Select, from the data, each line where "subtitle" occurs.

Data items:
..............................
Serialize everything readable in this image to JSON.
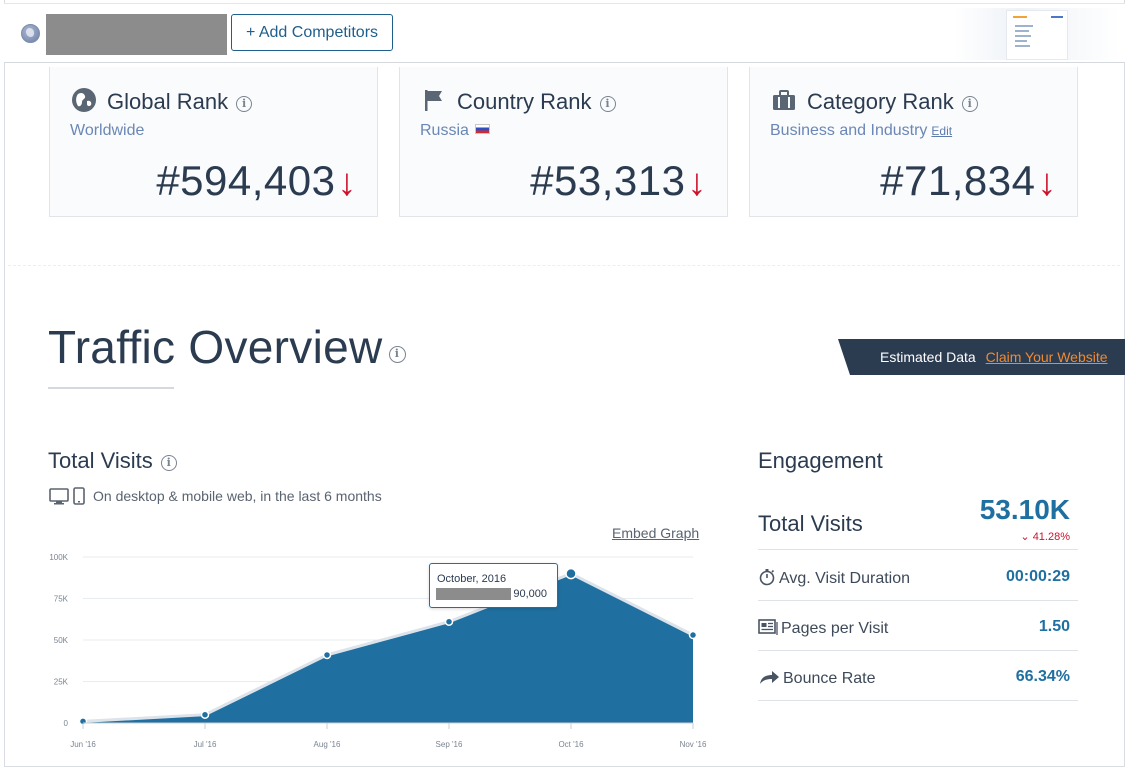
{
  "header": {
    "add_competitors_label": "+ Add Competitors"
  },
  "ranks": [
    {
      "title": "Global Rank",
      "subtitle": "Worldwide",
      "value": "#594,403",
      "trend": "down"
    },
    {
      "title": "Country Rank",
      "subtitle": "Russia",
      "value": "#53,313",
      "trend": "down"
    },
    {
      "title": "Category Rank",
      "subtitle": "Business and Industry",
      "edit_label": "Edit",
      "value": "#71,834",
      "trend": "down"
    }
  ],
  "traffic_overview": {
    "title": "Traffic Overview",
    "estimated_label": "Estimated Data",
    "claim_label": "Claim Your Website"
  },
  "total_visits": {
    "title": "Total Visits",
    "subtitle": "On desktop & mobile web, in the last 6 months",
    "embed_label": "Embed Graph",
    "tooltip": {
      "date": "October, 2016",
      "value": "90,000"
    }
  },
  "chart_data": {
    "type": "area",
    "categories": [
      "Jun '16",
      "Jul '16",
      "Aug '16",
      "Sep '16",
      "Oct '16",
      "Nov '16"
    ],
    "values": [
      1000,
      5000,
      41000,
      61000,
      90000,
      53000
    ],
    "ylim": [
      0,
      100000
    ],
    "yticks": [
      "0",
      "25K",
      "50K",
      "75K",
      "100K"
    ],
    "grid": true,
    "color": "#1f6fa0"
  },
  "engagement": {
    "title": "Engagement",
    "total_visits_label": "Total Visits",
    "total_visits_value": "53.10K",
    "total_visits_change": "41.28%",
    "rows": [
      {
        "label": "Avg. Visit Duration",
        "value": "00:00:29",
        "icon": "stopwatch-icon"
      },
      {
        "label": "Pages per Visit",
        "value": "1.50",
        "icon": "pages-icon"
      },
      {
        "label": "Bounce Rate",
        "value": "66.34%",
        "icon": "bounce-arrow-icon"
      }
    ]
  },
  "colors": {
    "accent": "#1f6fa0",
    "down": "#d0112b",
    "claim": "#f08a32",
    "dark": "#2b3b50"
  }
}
..............................
▶ [Expected output]:
      "subtitle": "Worldwide",
      "subtitle": "Russia",
      "subtitle": "Business and Industry",
    "subtitle": "On desktop & mobile web, in the last 6 months",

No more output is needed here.